Given problem -> Locate each line containing the string "text" and copy it out.

Part of a data file

┌────────

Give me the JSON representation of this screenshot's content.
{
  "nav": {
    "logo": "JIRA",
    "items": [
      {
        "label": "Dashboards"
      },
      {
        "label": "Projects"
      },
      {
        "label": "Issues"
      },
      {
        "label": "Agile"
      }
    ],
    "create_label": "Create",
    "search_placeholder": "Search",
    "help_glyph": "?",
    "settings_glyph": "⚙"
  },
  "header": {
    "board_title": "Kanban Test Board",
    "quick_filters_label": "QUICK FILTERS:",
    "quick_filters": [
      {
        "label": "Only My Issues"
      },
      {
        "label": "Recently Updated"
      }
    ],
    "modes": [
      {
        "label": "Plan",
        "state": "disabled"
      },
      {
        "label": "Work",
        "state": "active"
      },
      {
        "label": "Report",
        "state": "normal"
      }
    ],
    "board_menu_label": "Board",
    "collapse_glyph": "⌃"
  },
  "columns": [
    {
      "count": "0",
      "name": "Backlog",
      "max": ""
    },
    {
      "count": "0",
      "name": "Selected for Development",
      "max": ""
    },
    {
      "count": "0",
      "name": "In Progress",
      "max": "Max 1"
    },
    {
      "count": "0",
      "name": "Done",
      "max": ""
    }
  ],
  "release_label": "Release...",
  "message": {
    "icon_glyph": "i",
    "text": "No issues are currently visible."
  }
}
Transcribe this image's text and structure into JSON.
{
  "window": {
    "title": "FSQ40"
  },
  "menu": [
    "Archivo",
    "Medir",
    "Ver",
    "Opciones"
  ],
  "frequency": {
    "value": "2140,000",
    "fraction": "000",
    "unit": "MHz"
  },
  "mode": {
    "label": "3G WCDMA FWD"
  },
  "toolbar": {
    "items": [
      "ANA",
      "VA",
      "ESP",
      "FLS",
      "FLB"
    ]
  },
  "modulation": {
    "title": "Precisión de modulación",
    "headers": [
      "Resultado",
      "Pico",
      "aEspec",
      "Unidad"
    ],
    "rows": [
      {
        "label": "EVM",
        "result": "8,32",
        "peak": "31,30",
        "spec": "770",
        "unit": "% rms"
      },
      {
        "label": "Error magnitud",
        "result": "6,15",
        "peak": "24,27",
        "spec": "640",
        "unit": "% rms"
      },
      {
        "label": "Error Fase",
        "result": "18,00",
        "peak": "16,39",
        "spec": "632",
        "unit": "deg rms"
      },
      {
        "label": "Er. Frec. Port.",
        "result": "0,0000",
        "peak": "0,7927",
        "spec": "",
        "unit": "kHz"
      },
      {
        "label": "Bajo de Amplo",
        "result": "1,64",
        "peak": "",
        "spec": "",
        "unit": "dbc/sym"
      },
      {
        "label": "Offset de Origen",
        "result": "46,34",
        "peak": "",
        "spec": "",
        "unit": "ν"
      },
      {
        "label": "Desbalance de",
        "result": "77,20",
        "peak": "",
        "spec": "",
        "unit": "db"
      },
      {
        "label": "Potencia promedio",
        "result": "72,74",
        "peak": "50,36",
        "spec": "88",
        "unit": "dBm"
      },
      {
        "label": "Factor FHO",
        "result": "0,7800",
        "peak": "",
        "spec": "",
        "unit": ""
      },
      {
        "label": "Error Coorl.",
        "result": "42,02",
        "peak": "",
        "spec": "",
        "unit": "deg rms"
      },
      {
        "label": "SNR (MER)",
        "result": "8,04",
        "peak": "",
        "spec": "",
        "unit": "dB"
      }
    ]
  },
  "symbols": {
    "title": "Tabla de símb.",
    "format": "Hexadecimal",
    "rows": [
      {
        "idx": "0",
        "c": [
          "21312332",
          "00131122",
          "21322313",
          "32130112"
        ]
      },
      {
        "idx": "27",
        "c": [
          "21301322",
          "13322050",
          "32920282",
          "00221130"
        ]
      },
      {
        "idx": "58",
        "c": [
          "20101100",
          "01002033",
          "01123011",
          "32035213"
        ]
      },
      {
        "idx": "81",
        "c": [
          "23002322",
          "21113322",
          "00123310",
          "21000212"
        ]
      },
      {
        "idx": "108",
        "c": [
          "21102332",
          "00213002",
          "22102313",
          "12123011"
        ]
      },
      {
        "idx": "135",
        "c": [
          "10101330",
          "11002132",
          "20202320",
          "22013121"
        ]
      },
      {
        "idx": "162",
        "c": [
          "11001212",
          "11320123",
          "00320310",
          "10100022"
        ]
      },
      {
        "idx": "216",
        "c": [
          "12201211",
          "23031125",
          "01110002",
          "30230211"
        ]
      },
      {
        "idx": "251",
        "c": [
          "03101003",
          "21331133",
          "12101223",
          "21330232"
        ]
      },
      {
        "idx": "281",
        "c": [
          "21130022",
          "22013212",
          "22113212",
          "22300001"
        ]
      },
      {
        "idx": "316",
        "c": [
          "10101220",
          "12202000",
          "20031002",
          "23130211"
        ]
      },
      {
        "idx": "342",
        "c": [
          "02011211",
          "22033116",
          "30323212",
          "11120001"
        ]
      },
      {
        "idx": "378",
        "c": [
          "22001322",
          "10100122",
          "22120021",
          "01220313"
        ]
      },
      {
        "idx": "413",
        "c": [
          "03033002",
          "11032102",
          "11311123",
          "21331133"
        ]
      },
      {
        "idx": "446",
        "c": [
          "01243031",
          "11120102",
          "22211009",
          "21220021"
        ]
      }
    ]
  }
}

└────────

Response to this exercise ->
    "text": "No issues are currently visible."
Transcribe this image's text and structure into JSON.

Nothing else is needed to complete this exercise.